For the data below, report the number of lines that contain the string "长航凤凰" and nothing else.

──────────────────────────────

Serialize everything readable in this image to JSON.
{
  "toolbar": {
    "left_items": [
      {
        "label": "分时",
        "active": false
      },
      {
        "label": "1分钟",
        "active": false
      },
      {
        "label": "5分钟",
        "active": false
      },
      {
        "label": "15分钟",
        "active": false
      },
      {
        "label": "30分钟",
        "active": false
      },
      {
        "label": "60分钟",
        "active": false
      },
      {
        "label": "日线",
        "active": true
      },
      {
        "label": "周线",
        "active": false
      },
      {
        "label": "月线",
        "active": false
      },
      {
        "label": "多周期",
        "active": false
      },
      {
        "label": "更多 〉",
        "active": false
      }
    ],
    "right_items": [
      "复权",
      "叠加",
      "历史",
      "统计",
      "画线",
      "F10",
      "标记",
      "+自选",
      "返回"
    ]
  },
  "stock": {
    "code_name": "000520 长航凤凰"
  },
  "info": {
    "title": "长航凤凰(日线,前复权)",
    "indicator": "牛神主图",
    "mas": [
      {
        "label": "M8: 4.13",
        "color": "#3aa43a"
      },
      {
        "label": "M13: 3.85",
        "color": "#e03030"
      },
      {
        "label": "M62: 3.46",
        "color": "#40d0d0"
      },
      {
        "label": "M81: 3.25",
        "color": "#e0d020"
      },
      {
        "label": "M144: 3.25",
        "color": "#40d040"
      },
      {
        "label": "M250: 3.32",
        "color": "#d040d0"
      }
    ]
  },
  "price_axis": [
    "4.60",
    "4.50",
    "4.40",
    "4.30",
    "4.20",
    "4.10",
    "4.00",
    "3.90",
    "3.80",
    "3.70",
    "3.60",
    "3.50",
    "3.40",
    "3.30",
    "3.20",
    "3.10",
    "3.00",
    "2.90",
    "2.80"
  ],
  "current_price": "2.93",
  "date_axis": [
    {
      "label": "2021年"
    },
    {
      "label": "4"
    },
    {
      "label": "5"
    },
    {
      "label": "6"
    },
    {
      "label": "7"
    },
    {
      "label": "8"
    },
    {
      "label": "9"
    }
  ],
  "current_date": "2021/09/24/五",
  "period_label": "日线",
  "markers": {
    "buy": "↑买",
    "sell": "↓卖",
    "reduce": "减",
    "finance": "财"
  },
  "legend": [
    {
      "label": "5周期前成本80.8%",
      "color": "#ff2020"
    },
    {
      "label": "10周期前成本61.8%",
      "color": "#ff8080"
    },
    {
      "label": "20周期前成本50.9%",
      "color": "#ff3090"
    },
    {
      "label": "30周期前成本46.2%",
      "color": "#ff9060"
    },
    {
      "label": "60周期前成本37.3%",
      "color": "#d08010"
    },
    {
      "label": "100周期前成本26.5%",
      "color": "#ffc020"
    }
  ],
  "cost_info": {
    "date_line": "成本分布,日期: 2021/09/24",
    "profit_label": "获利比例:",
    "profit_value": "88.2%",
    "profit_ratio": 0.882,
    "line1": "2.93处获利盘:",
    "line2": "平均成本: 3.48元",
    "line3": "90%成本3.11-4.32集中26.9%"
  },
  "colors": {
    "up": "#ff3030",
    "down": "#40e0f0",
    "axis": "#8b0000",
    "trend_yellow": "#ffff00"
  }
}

──────────────────────────────

| RESPONSE |
2